### Written instruction
Look for "What data populates" in the records below, then copy that line and every line after it, exactly and with nothing added.
--- Start of Given entries ---
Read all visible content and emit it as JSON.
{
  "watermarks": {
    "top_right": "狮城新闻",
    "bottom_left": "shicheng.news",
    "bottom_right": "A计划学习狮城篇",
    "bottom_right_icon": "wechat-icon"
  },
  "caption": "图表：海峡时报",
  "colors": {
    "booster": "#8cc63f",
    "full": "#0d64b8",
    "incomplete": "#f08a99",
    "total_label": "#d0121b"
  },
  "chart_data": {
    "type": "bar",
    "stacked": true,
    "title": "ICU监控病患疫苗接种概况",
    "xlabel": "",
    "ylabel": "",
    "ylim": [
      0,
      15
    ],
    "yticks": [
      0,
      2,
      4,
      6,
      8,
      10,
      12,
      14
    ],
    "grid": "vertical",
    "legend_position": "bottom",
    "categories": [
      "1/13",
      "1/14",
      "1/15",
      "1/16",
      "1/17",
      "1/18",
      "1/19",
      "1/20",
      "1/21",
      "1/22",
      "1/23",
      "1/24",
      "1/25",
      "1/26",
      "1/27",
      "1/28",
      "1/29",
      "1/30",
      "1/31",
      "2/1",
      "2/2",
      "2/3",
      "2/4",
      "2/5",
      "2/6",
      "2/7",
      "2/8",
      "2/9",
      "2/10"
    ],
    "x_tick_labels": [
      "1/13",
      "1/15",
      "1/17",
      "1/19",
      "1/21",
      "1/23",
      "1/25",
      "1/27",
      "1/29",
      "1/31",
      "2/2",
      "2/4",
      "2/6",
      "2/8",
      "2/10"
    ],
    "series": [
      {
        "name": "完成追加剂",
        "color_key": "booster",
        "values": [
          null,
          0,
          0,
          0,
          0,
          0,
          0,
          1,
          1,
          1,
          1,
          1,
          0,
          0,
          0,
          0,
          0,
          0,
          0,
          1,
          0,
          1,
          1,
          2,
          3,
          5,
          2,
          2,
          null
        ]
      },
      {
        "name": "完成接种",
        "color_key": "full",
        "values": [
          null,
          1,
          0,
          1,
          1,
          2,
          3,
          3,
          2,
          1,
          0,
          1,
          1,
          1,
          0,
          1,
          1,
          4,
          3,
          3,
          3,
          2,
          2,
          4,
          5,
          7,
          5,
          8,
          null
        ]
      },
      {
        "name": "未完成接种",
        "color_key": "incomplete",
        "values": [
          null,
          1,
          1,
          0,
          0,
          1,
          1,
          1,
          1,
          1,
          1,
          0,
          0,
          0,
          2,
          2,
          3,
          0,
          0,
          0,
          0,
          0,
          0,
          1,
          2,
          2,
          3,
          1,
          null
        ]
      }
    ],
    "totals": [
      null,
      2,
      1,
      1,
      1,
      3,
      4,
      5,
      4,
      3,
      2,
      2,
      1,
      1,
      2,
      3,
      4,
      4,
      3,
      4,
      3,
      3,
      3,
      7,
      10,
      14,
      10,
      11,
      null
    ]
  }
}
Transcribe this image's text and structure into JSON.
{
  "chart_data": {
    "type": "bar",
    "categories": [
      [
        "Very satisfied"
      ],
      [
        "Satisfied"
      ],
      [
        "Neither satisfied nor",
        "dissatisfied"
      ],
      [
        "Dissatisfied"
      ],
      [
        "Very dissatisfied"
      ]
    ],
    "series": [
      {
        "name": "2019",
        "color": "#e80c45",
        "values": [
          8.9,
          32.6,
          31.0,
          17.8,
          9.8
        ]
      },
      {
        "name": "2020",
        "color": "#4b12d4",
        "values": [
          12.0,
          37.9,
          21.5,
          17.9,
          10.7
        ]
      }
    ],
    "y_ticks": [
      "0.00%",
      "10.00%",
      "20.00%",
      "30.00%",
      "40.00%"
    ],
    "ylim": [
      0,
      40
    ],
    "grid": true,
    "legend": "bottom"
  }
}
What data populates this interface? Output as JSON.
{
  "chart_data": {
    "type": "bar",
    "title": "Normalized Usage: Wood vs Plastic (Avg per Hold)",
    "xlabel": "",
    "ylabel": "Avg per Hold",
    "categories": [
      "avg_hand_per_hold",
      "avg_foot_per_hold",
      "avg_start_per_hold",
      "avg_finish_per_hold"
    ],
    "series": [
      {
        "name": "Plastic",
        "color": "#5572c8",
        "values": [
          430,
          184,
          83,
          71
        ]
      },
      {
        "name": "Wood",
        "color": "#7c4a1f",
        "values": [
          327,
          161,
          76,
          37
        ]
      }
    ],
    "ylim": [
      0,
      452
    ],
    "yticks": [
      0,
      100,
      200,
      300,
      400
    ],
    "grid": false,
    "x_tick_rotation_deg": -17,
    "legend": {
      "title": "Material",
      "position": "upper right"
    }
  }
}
--- End of Given entries ---
### Solution for this exercise
What data populates this interface? Output as JSON.
{
  "chart_data": {
    "type": "bar",
    "title": "Normalized Usage: Wood vs Plastic (Avg per Hold)",
    "xlabel": "",
    "ylabel": "Avg per Hold",
    "categories": [
      "avg_hand_per_hold",
      "avg_foot_per_hold",
      "avg_start_per_hold",
      "avg_finish_per_hold"
    ],
    "series": [
      {
        "name": "Plastic",
        "color": "#5572c8",
        "values": [
          430,
          184,
          83,
          71
        ]
      },
      {
        "name": "Wood",
        "color": "#7c4a1f",
        "values": [
          327,
          161,
          76,
          37
        ]
      }
    ],
    "ylim": [
      0,
      452
    ],
    "yticks": [
      0,
      100,
      200,
      300,
      400
    ],
    "grid": false,
    "x_tick_rotation_deg": -17,
    "legend": {
      "title": "Material",
      "position": "upper right"
    }
  }
}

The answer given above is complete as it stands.